◆ WRITTEN INSTRUCTION: Return the material exactly as supplied, apart from the pictures, which are omitted.
[Start of MATERIAL PROVIDED]
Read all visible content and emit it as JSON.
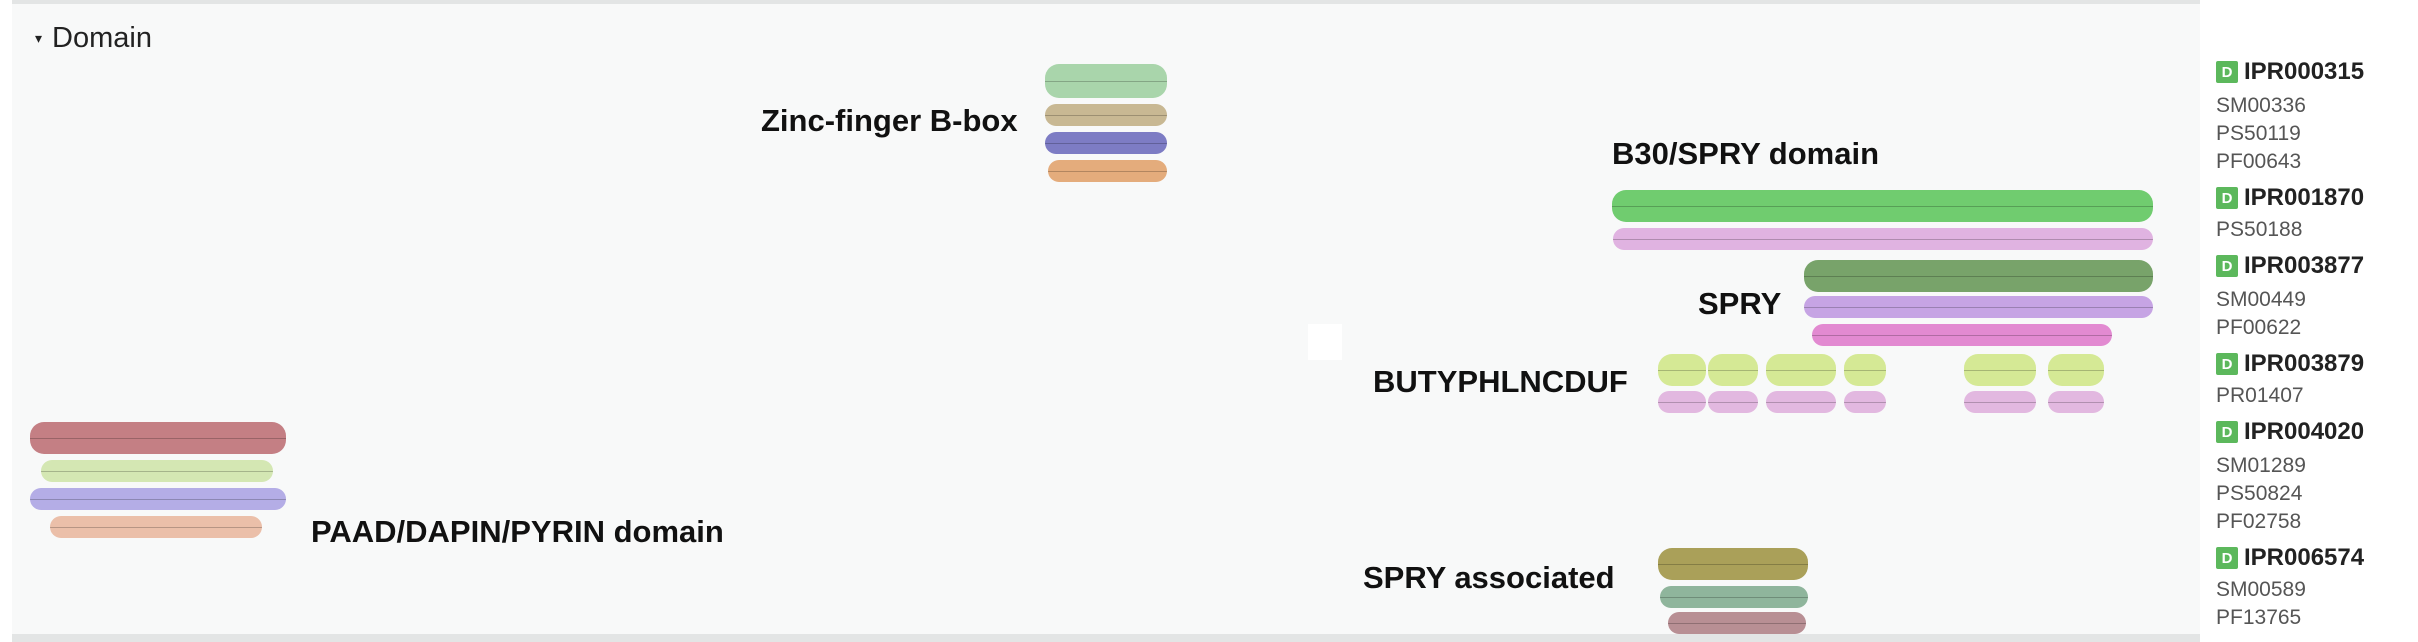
{
  "section": {
    "title": "Domain",
    "toggle_glyph": "▾"
  },
  "domains": [
    {
      "label": "Zinc-finger B-box",
      "track_colors": [
        "#a9d5ab",
        "#c8b893",
        "#7d7cc4",
        "#e4ac7c"
      ]
    },
    {
      "label": "B30/SPRY domain",
      "track_colors": [
        "#70cc6f",
        "#e0b3e1"
      ]
    },
    {
      "label": "SPRY",
      "track_colors": [
        "#78a36a",
        "#c6a4e4",
        "#e28ad1"
      ]
    },
    {
      "label": "BUTYPHLNCDUF",
      "track_colors": [
        "#d5e995",
        "#e2b8e0"
      ]
    },
    {
      "label": "PAAD/DAPIN/PYRIN domain",
      "track_colors": [
        "#c47f84",
        "#d4e7b3",
        "#b4ade6",
        "#ebbfa9"
      ]
    },
    {
      "label": "SPRY associated",
      "track_colors": [
        "#aaa059",
        "#8fb59c",
        "#b88f94"
      ]
    }
  ],
  "entries": [
    {
      "badge": "D",
      "id": "IPR000315",
      "members": [
        "SM00336",
        "PS50119",
        "PF00643"
      ]
    },
    {
      "badge": "D",
      "id": "IPR001870",
      "members": [
        "PS50188"
      ]
    },
    {
      "badge": "D",
      "id": "IPR003877",
      "members": [
        "SM00449",
        "PF00622"
      ]
    },
    {
      "badge": "D",
      "id": "IPR003879",
      "members": [
        "PR01407"
      ]
    },
    {
      "badge": "D",
      "id": "IPR004020",
      "members": [
        "SM01289",
        "PS50824",
        "PF02758"
      ]
    },
    {
      "badge": "D",
      "id": "IPR006574",
      "members": [
        "SM00589",
        "PF13765"
      ]
    }
  ],
  "colors": {
    "badge": "#5cb85c",
    "panel_background": "#f8f9f9"
  }
}
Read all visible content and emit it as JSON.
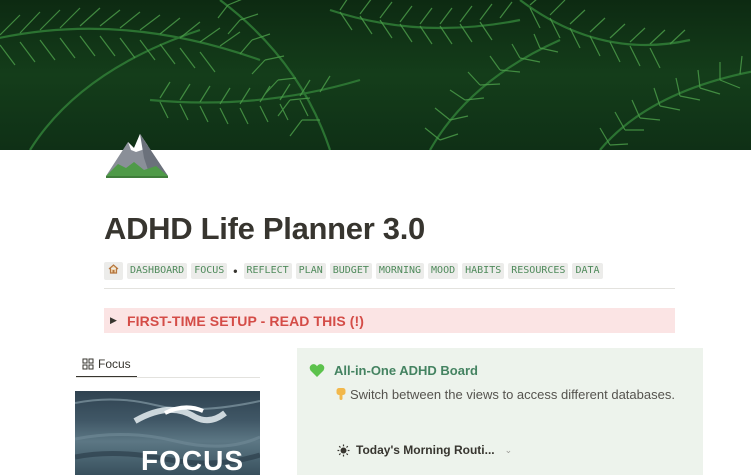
{
  "cover": {
    "icon": "fern-leaves-cover-image"
  },
  "page": {
    "icon": "mountain-icon",
    "title": "ADHD Life Planner 3.0"
  },
  "nav": {
    "home_icon": "house-icon",
    "items_a": [
      "DASHBOARD",
      "FOCUS"
    ],
    "separator": "•",
    "items_b": [
      "REFLECT",
      "PLAN",
      "BUDGET",
      "MORNING",
      "MOOD",
      "HABITS",
      "RESOURCES",
      "DATA"
    ]
  },
  "setup_toggle": {
    "label": "FIRST-TIME SETUP - READ THIS (!)",
    "color": "#d44c47",
    "background": "#fbe4e4"
  },
  "left_view": {
    "tab_icon": "gallery-grid-icon",
    "tab_label": "Focus",
    "card_text": "FOCUS"
  },
  "callout": {
    "icon": "green-heart-icon",
    "title": "All-in-One ADHD Board",
    "pointer_icon": "pointing-down-hand-icon",
    "description": "Switch between the views to access different databases.",
    "view_icon": "sun-icon",
    "view_label": "Today's Morning Routi...",
    "background": "#edf3ec",
    "title_color": "#448361"
  }
}
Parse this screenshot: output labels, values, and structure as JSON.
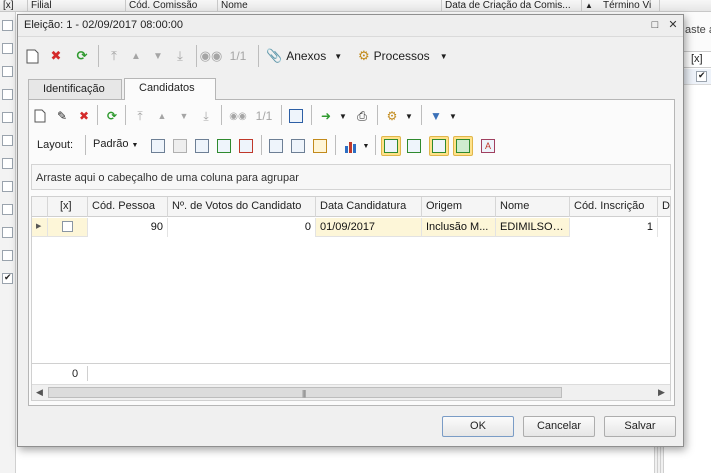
{
  "background": {
    "columns": [
      {
        "label": "[x]"
      },
      {
        "label": "Filial"
      },
      {
        "label": "Cód. Comissão"
      },
      {
        "label": "Nome"
      },
      {
        "label": "Data de Criação da Comis..."
      },
      {
        "label": "Término Vi"
      }
    ],
    "sort_icon": "sort-ascending-icon",
    "right_panel": {
      "header": "aste a",
      "column": "[x]"
    }
  },
  "dialog": {
    "title": "Eleição: 1 - 02/09/2017 08:00:00",
    "toolbar": {
      "record_position": "1/1",
      "anexos_label": "Anexos",
      "processos_label": "Processos"
    },
    "tabs": [
      {
        "label": "Identificação",
        "active": false
      },
      {
        "label": "Candidatos",
        "active": true
      }
    ],
    "grid_toolbar": {
      "record_position": "1/1",
      "layout_label": "Layout:",
      "layout_value": "Padrão"
    },
    "group_hint": "Arraste aqui o cabeçalho de uma coluna para agrupar",
    "grid": {
      "columns": [
        "[x]",
        "Cód. Pessoa",
        "Nº. de Votos do Candidato",
        "Data Candidatura",
        "Origem",
        "Nome",
        "Cód. Inscrição",
        "Da"
      ],
      "rows": [
        {
          "checked": false,
          "cod_pessoa": "90",
          "votos": "0",
          "data": "01/09/2017",
          "origem": "Inclusão M...",
          "nome": "EDIMILSON...",
          "inscricao": "1"
        }
      ],
      "footer_count": "0"
    },
    "buttons": {
      "ok": "OK",
      "cancel": "Cancelar",
      "save": "Salvar"
    }
  }
}
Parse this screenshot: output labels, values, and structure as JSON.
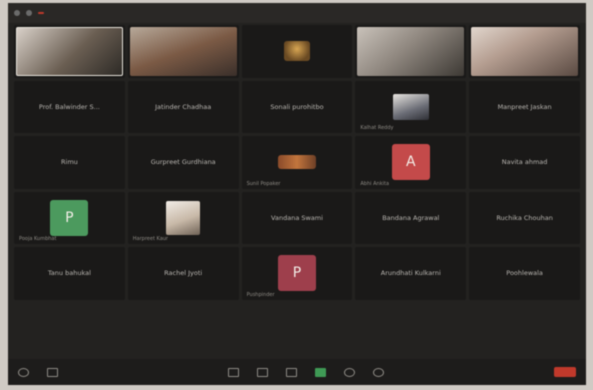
{
  "meeting": {
    "tiles": [
      {
        "name": "Prof. Balwinder S..."
      },
      {
        "name": "Jatinder Chadhaa"
      },
      {
        "name": "Sonali purohitbo"
      },
      {
        "name": "Kalhat Reddy"
      },
      {
        "name": "Manpreet Jaskan"
      },
      {
        "name": "Rimu"
      },
      {
        "name": "Gurpreet Gurdhiana"
      },
      {
        "name": "Sunil Popaker"
      },
      {
        "name": "Abhi Ankita"
      },
      {
        "name": "Navita ahmad"
      },
      {
        "name": "Pooja Kumbhat"
      },
      {
        "name": "Harpreet Kaur"
      },
      {
        "name": "Vandana Swami"
      },
      {
        "name": "Bandana Agrawal"
      },
      {
        "name": "Ruchika Chouhan"
      },
      {
        "name": "Tanu bahukal"
      },
      {
        "name": "Rachel Jyoti"
      },
      {
        "name": "Pushpinder"
      },
      {
        "name": "Arundhati Kulkarni"
      },
      {
        "name": "Poohlewala"
      }
    ],
    "avatars": {
      "a": "A",
      "p1": "P",
      "p2": "P"
    }
  },
  "colors": {
    "end": "#c0392b",
    "accent_green": "#3f9a55"
  }
}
[End of MATERIAL PROVIDED]
◆ FINISHED ANSWER:
Read all visible content and emit it as JSON.
{
  "section": {
    "title": "Domain",
    "toggle_glyph": "▾"
  },
  "domains": [
    {
      "label": "Zinc-finger B-box",
      "track_colors": [
        "#a9d5ab",
        "#c8b893",
        "#7d7cc4",
        "#e4ac7c"
      ]
    },
    {
      "label": "B30/SPRY domain",
      "track_colors": [
        "#70cc6f",
        "#e0b3e1"
      ]
    },
    {
      "label": "SPRY",
      "track_colors": [
        "#78a36a",
        "#c6a4e4",
        "#e28ad1"
      ]
    },
    {
      "label": "BUTYPHLNCDUF",
      "track_colors": [
        "#d5e995",
        "#e2b8e0"
      ]
    },
    {
      "label": "PAAD/DAPIN/PYRIN domain",
      "track_colors": [
        "#c47f84",
        "#d4e7b3",
        "#b4ade6",
        "#ebbfa9"
      ]
    },
    {
      "label": "SPRY associated",
      "track_colors": [
        "#aaa059",
        "#8fb59c",
        "#b88f94"
      ]
    }
  ],
  "entries": [
    {
      "badge": "D",
      "id": "IPR000315",
      "members": [
        "SM00336",
        "PS50119",
        "PF00643"
      ]
    },
    {
      "badge": "D",
      "id": "IPR001870",
      "members": [
        "PS50188"
      ]
    },
    {
      "badge": "D",
      "id": "IPR003877",
      "members": [
        "SM00449",
        "PF00622"
      ]
    },
    {
      "badge": "D",
      "id": "IPR003879",
      "members": [
        "PR01407"
      ]
    },
    {
      "badge": "D",
      "id": "IPR004020",
      "members": [
        "SM01289",
        "PS50824",
        "PF02758"
      ]
    },
    {
      "badge": "D",
      "id": "IPR006574",
      "members": [
        "SM00589",
        "PF13765"
      ]
    }
  ],
  "colors": {
    "badge": "#5cb85c",
    "panel_background": "#f8f9f9"
  }
}
Read all visible content and emit it as JSON.
{
  "cover": {
    "icon": "fern-leaves-cover-image"
  },
  "page": {
    "icon": "mountain-icon",
    "title": "ADHD Life Planner 3.0"
  },
  "nav": {
    "home_icon": "house-icon",
    "items_a": [
      "DASHBOARD",
      "FOCUS"
    ],
    "separator": "•",
    "items_b": [
      "REFLECT",
      "PLAN",
      "BUDGET",
      "MORNING",
      "MOOD",
      "HABITS",
      "RESOURCES",
      "DATA"
    ]
  },
  "setup_toggle": {
    "label": "FIRST-TIME SETUP - READ THIS (!)",
    "color": "#d44c47",
    "background": "#fbe4e4"
  },
  "left_view": {
    "tab_icon": "gallery-grid-icon",
    "tab_label": "Focus",
    "card_text": "FOCUS"
  },
  "callout": {
    "icon": "green-heart-icon",
    "title": "All-in-One ADHD Board",
    "pointer_icon": "pointing-down-hand-icon",
    "description": "Switch between the views to access different databases.",
    "view_icon": "sun-icon",
    "view_label": "Today's Morning Routi...",
    "background": "#edf3ec",
    "title_color": "#448361"
  }
}
Parse this screenshot: output labels, values, and structure as JSON.
{
  "background": {
    "columns": [
      {
        "label": "[x]"
      },
      {
        "label": "Filial"
      },
      {
        "label": "Cód. Comissão"
      },
      {
        "label": "Nome"
      },
      {
        "label": "Data de Criação da Comis..."
      },
      {
        "label": "Término Vi"
      }
    ],
    "sort_icon": "sort-ascending-icon",
    "right_panel": {
      "header": "aste a",
      "column": "[x]"
    }
  },
  "dialog": {
    "title": "Eleição: 1 - 02/09/2017 08:00:00",
    "toolbar": {
      "record_position": "1/1",
      "anexos_label": "Anexos",
      "processos_label": "Processos"
    },
    "tabs": [
      {
        "label": "Identificação",
        "active": false
      },
      {
        "label": "Candidatos",
        "active": true
      }
    ],
    "grid_toolbar": {
      "record_position": "1/1",
      "layout_label": "Layout:",
      "layout_value": "Padrão"
    },
    "group_hint": "Arraste aqui o cabeçalho de uma coluna para agrupar",
    "grid": {
      "columns": [
        "[x]",
        "Cód. Pessoa",
        "Nº. de Votos do Candidato",
        "Data Candidatura",
        "Origem",
        "Nome",
        "Cód. Inscrição",
        "Da"
      ],
      "rows": [
        {
          "checked": false,
          "cod_pessoa": "90",
          "votos": "0",
          "data": "01/09/2017",
          "origem": "Inclusão M...",
          "nome": "EDIMILSON...",
          "inscricao": "1"
        }
      ],
      "footer_count": "0"
    },
    "buttons": {
      "ok": "OK",
      "cancel": "Cancelar",
      "save": "Salvar"
    }
  }
}
Parse this screenshot: output labels, values, and structure as JSON.
{
  "meeting": {
    "tiles": [
      {
        "name": "Prof. Balwinder S..."
      },
      {
        "name": "Jatinder Chadhaa"
      },
      {
        "name": "Sonali purohitbo"
      },
      {
        "name": "Kalhat Reddy"
      },
      {
        "name": "Manpreet Jaskan"
      },
      {
        "name": "Rimu"
      },
      {
        "name": "Gurpreet Gurdhiana"
      },
      {
        "name": "Sunil Popaker"
      },
      {
        "name": "Abhi Ankita"
      },
      {
        "name": "Navita ahmad"
      },
      {
        "name": "Pooja Kumbhat"
      },
      {
        "name": "Harpreet Kaur"
      },
      {
        "name": "Vandana Swami"
      },
      {
        "name": "Bandana Agrawal"
      },
      {
        "name": "Ruchika Chouhan"
      },
      {
        "name": "Tanu bahukal"
      },
      {
        "name": "Rachel Jyoti"
      },
      {
        "name": "Pushpinder"
      },
      {
        "name": "Arundhati Kulkarni"
      },
      {
        "name": "Poohlewala"
      }
    ],
    "avatars": {
      "a": "A",
      "p1": "P",
      "p2": "P"
    }
  },
  "colors": {
    "end": "#c0392b",
    "accent_green": "#3f9a55"
  }
}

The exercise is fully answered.